▶ [AVAILABLE DATA]
>>
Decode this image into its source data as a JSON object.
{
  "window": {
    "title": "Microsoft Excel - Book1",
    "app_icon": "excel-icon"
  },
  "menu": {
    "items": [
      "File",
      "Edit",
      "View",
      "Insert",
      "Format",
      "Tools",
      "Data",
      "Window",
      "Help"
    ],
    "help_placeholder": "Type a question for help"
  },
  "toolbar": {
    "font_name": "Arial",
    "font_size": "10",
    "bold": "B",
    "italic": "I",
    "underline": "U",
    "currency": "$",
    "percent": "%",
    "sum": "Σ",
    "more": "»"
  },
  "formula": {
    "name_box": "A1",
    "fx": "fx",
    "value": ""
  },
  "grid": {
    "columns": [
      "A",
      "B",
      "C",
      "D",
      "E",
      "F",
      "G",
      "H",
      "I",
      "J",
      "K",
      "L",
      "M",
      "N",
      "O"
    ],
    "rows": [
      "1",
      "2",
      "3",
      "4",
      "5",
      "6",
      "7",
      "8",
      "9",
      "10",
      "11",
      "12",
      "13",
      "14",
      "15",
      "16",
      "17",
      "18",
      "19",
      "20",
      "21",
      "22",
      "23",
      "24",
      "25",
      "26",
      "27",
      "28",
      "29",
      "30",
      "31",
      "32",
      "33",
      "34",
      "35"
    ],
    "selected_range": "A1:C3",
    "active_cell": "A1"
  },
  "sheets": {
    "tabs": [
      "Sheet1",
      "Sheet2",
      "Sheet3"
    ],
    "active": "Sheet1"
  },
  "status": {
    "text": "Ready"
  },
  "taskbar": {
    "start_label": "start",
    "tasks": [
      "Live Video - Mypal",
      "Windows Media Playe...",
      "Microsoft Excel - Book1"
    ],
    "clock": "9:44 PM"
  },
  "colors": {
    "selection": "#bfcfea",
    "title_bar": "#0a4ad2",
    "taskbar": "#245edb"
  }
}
<<
▶ [EXERCISE DESCRIPTION]
Transcribe all of the entries without altering anything.

▶ [SOLUTION FOR THIS EXERCISE]
Decode this image into its source data as a JSON object.
{
  "window": {
    "title": "Microsoft Excel - Book1",
    "app_icon": "excel-icon"
  },
  "menu": {
    "items": [
      "File",
      "Edit",
      "View",
      "Insert",
      "Format",
      "Tools",
      "Data",
      "Window",
      "Help"
    ],
    "help_placeholder": "Type a question for help"
  },
  "toolbar": {
    "font_name": "Arial",
    "font_size": "10",
    "bold": "B",
    "italic": "I",
    "underline": "U",
    "currency": "$",
    "percent": "%",
    "sum": "Σ",
    "more": "»"
  },
  "formula": {
    "name_box": "A1",
    "fx": "fx",
    "value": ""
  },
  "grid": {
    "columns": [
      "A",
      "B",
      "C",
      "D",
      "E",
      "F",
      "G",
      "H",
      "I",
      "J",
      "K",
      "L",
      "M",
      "N",
      "O"
    ],
    "rows": [
      "1",
      "2",
      "3",
      "4",
      "5",
      "6",
      "7",
      "8",
      "9",
      "10",
      "11",
      "12",
      "13",
      "14",
      "15",
      "16",
      "17",
      "18",
      "19",
      "20",
      "21",
      "22",
      "23",
      "24",
      "25",
      "26",
      "27",
      "28",
      "29",
      "30",
      "31",
      "32",
      "33",
      "34",
      "35"
    ],
    "selected_range": "A1:C3",
    "active_cell": "A1"
  },
  "sheets": {
    "tabs": [
      "Sheet1",
      "Sheet2",
      "Sheet3"
    ],
    "active": "Sheet1"
  },
  "status": {
    "text": "Ready"
  },
  "taskbar": {
    "start_label": "start",
    "tasks": [
      "Live Video - Mypal",
      "Windows Media Playe...",
      "Microsoft Excel - Book1"
    ],
    "clock": "9:44 PM"
  },
  "colors": {
    "selection": "#bfcfea",
    "title_bar": "#0a4ad2",
    "taskbar": "#245edb"
  }
}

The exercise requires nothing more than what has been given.